- **What is being asked**
Word for word, retype every entry in the listing.

- **Records to process**

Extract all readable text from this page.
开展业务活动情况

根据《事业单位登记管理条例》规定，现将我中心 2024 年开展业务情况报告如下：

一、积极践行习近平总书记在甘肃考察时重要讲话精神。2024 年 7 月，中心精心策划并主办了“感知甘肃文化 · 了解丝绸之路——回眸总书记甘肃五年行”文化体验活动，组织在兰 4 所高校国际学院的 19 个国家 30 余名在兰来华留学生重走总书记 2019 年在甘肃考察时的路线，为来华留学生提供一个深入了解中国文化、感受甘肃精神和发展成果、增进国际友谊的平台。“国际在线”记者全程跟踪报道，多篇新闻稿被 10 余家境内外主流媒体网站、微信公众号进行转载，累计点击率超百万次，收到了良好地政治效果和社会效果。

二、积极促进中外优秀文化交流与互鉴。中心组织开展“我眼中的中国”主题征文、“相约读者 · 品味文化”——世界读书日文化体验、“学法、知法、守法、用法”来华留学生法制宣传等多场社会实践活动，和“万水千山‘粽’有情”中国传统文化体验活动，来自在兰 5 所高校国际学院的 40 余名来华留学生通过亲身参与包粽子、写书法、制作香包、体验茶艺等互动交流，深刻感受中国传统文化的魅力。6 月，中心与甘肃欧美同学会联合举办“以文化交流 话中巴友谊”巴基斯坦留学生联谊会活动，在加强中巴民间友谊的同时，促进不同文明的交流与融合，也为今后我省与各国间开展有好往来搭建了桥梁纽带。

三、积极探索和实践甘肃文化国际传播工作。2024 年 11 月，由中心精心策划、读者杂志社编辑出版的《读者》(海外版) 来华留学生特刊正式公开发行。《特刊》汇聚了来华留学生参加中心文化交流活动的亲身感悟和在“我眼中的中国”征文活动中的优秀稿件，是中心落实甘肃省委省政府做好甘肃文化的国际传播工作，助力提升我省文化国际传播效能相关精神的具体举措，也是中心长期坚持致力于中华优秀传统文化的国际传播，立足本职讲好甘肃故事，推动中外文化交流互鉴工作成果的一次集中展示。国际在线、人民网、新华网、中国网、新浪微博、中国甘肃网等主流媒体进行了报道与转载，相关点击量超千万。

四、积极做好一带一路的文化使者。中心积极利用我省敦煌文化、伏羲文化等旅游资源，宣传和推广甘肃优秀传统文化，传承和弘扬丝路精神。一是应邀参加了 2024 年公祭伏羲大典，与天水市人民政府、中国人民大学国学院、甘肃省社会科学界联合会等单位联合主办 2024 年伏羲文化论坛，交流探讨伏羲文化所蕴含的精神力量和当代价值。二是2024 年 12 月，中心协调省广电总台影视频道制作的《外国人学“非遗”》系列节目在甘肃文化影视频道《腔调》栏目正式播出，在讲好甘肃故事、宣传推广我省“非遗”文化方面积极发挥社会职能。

- **Result below**
Extract all readable text from this page.
开展业务活动情况

根据《事业单位登记管理条例》规定，现将我中心 2024 年开展业务情况报告如下：

一、积极践行习近平总书记在甘肃考察时重要讲话精神。2024 年 7 月，中心精心策划并主办了“感知甘肃文化 · 了解丝绸之路——回眸总书记甘肃五年行”文化体验活动，组织在兰 4 所高校国际学院的 19 个国家 30 余名在兰来华留学生重走总书记 2019 年在甘肃考察时的路线，为来华留学生提供一个深入了解中国文化、感受甘肃精神和发展成果、增进国际友谊的平台。“国际在线”记者全程跟踪报道，多篇新闻稿被 10 余家境内外主流媒体网站、微信公众号进行转载，累计点击率超百万次，收到了良好地政治效果和社会效果。

二、积极促进中外优秀文化交流与互鉴。中心组织开展“我眼中的中国”主题征文、“相约读者 · 品味文化”——世界读书日文化体验、“学法、知法、守法、用法”来华留学生法制宣传等多场社会实践活动，和“万水千山‘粽’有情”中国传统文化体验活动，来自在兰 5 所高校国际学院的 40 余名来华留学生通过亲身参与包粽子、写书法、制作香包、体验茶艺等互动交流，深刻感受中国传统文化的魅力。6 月，中心与甘肃欧美同学会联合举办“以文化交流 话中巴友谊”巴基斯坦留学生联谊会活动，在加强中巴民间友谊的同时，促进不同文明的交流与融合，也为今后我省与各国间开展有好往来搭建了桥梁纽带。

三、积极探索和实践甘肃文化国际传播工作。2024 年 11 月，由中心精心策划、读者杂志社编辑出版的《读者》(海外版) 来华留学生特刊正式公开发行。《特刊》汇聚了来华留学生参加中心文化交流活动的亲身感悟和在“我眼中的中国”征文活动中的优秀稿件，是中心落实甘肃省委省政府做好甘肃文化的国际传播工作，助力提升我省文化国际传播效能相关精神的具体举措，也是中心长期坚持致力于中华优秀传统文化的国际传播，立足本职讲好甘肃故事，推动中外文化交流互鉴工作成果的一次集中展示。国际在线、人民网、新华网、中国网、新浪微博、中国甘肃网等主流媒体进行了报道与转载，相关点击量超千万。

四、积极做好一带一路的文化使者。中心积极利用我省敦煌文化、伏羲文化等旅游资源，宣传和推广甘肃优秀传统文化，传承和弘扬丝路精神。一是应邀参加了 2024 年公祭伏羲大典，与天水市人民政府、中国人民大学国学院、甘肃省社会科学界联合会等单位联合主办 2024 年伏羲文化论坛，交流探讨伏羲文化所蕴含的精神力量和当代价值。二是2024 年 12 月，中心协调省广电总台影视频道制作的《外国人学“非遗”》系列节目在甘肃文化影视频道《腔调》栏目正式播出，在讲好甘肃故事、宣传推广我省“非遗”文化方面积极发挥社会职能。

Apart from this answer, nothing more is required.